## Your task:
Repeat every line exactly, keeping the pictures out of the copy.

## Supplied information:
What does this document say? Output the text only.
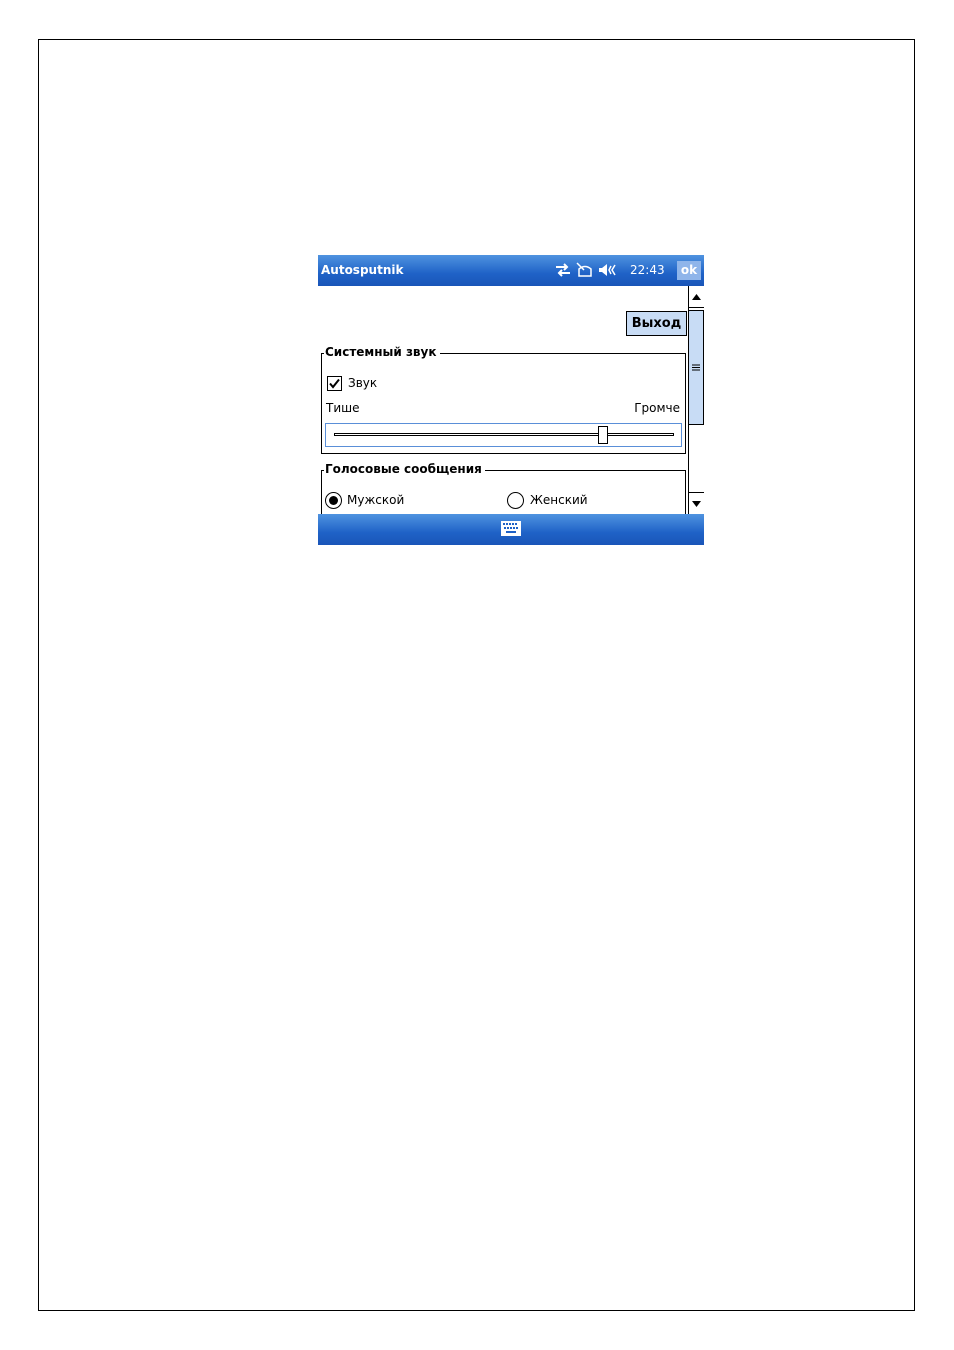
Autosputnik	22:43	ok
Выход
Системный звук
Звук
Тише	Громче
Голосовые сообщения
Мужской	Женский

## Exercise result:
What does this document say? Output the text only.
Autosputnik	22:43	ok
Выход
Системный звук
Звук
Тише	Громче
Голосовые сообщения
Мужской	Женский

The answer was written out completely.